Pictures stay out; everything else in the records below is copied exactly.

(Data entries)
####

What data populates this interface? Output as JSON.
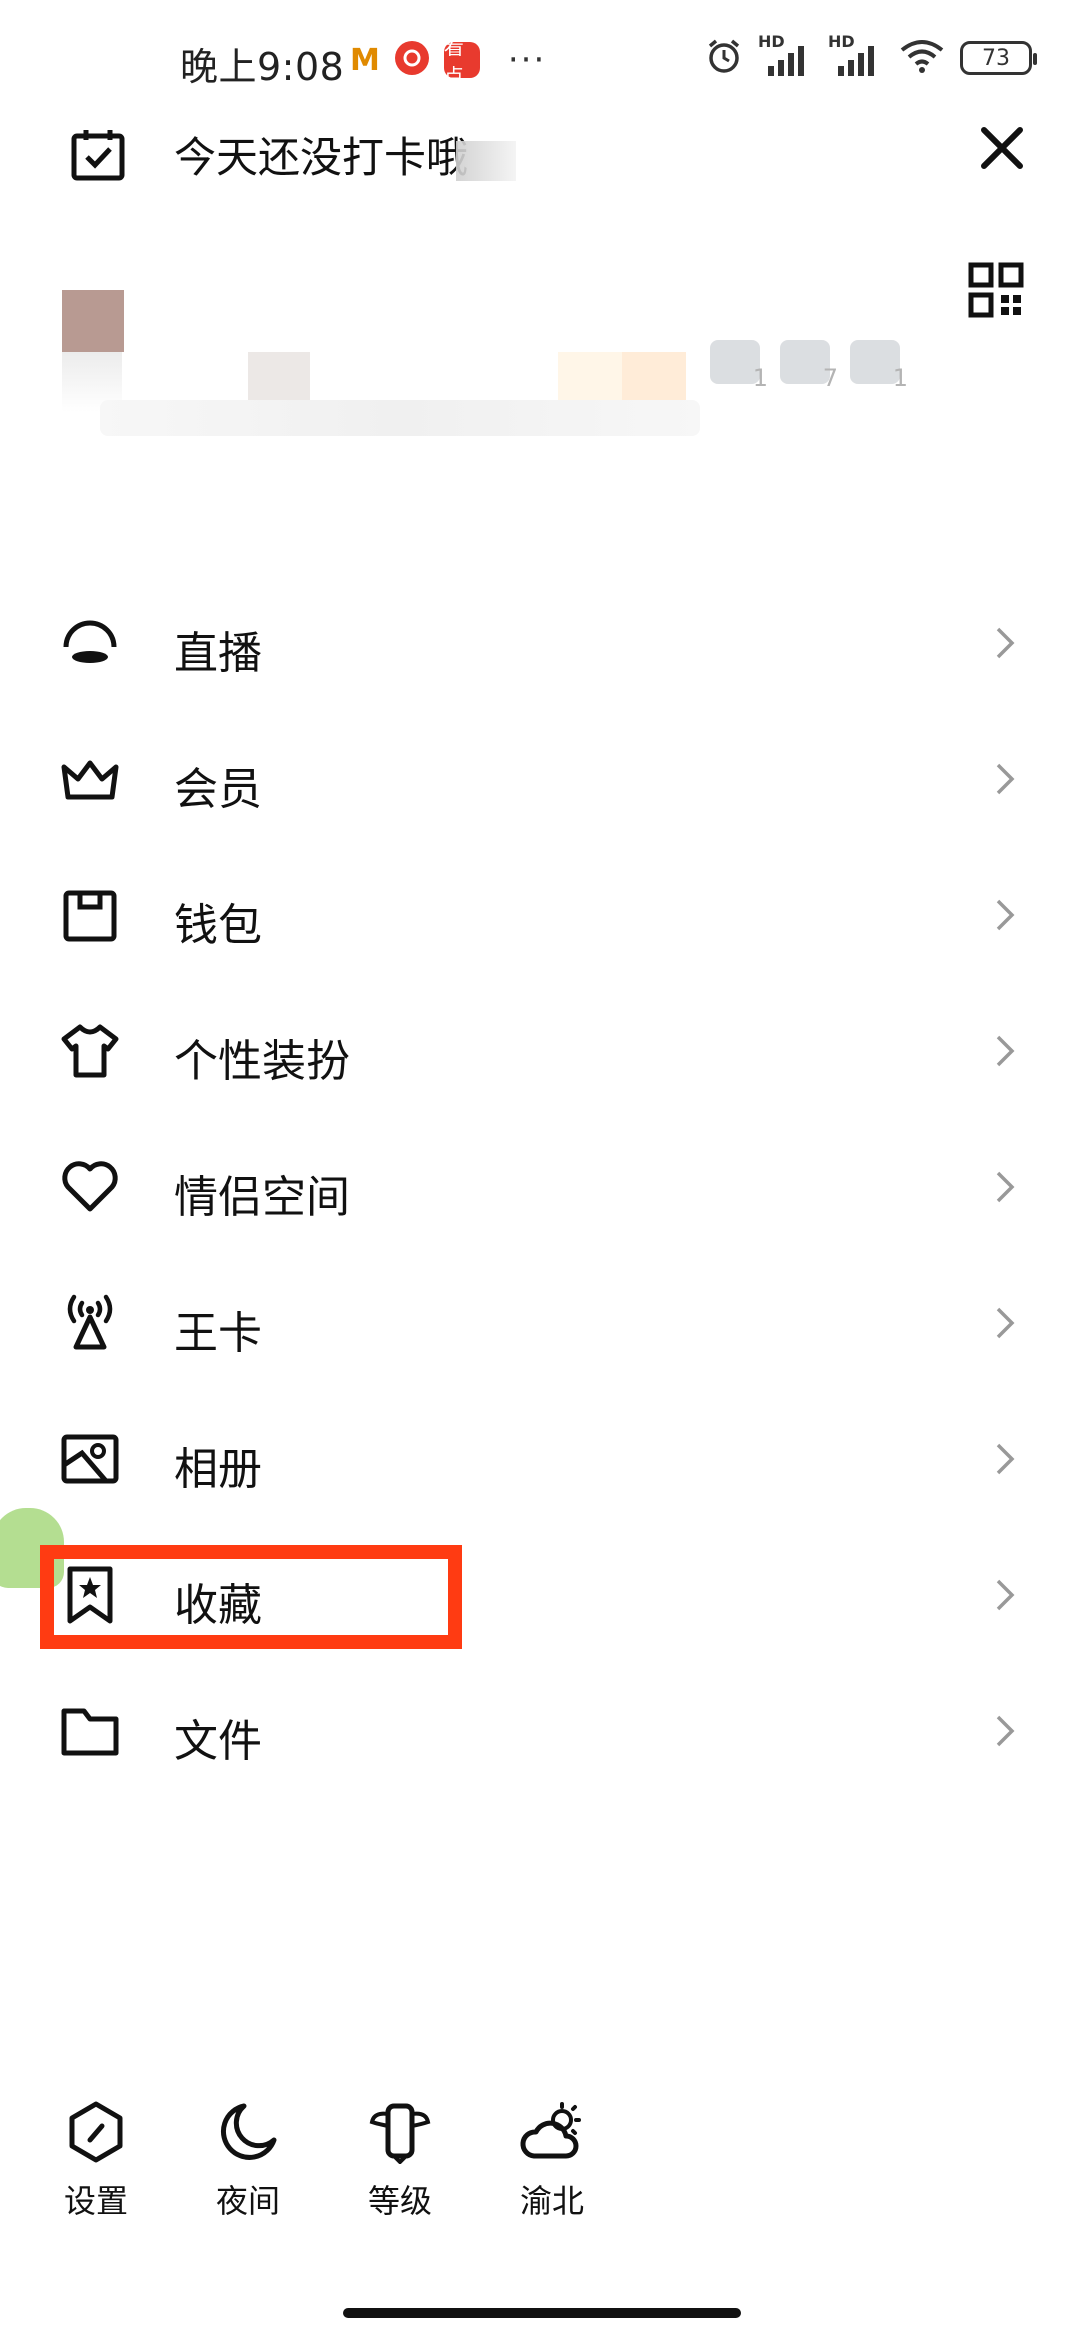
{
  "status_bar": {
    "time": "晚上9:08",
    "app_m_label": "M",
    "app_red_label": "看点",
    "more_dots": "···",
    "signal1_label": "HD",
    "signal2_label": "HD",
    "battery": "73"
  },
  "header": {
    "checkin_text": "今天还没打卡哦"
  },
  "profile": {
    "medal_counts": [
      "1",
      "7",
      "1"
    ]
  },
  "menu": {
    "items": [
      {
        "label": "直播",
        "icon": "live-icon"
      },
      {
        "label": "会员",
        "icon": "crown-icon"
      },
      {
        "label": "钱包",
        "icon": "wallet-icon"
      },
      {
        "label": "个性装扮",
        "icon": "tshirt-icon"
      },
      {
        "label": "情侣空间",
        "icon": "heart-icon"
      },
      {
        "label": "王卡",
        "icon": "signal-tower-icon"
      },
      {
        "label": "相册",
        "icon": "album-icon"
      },
      {
        "label": "收藏",
        "icon": "bookmark-star-icon"
      },
      {
        "label": "文件",
        "icon": "folder-icon"
      }
    ]
  },
  "highlight_color": "#ff3b12",
  "bottom_bar": {
    "settings": "设置",
    "night": "夜间",
    "level": "等级",
    "weather": "渝北"
  }
}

####

### WRITTEN ANSWER
What data populates this interface? Output as JSON.
{
  "status_bar": {
    "time": "晚上9:08",
    "app_m_label": "M",
    "app_red_label": "看点",
    "more_dots": "···",
    "signal1_label": "HD",
    "signal2_label": "HD",
    "battery": "73"
  },
  "header": {
    "checkin_text": "今天还没打卡哦"
  },
  "profile": {
    "medal_counts": [
      "1",
      "7",
      "1"
    ]
  },
  "menu": {
    "items": [
      {
        "label": "直播",
        "icon": "live-icon"
      },
      {
        "label": "会员",
        "icon": "crown-icon"
      },
      {
        "label": "钱包",
        "icon": "wallet-icon"
      },
      {
        "label": "个性装扮",
        "icon": "tshirt-icon"
      },
      {
        "label": "情侣空间",
        "icon": "heart-icon"
      },
      {
        "label": "王卡",
        "icon": "signal-tower-icon"
      },
      {
        "label": "相册",
        "icon": "album-icon"
      },
      {
        "label": "收藏",
        "icon": "bookmark-star-icon"
      },
      {
        "label": "文件",
        "icon": "folder-icon"
      }
    ]
  },
  "highlight_color": "#ff3b12",
  "bottom_bar": {
    "settings": "设置",
    "night": "夜间",
    "level": "等级",
    "weather": "渝北"
  }
}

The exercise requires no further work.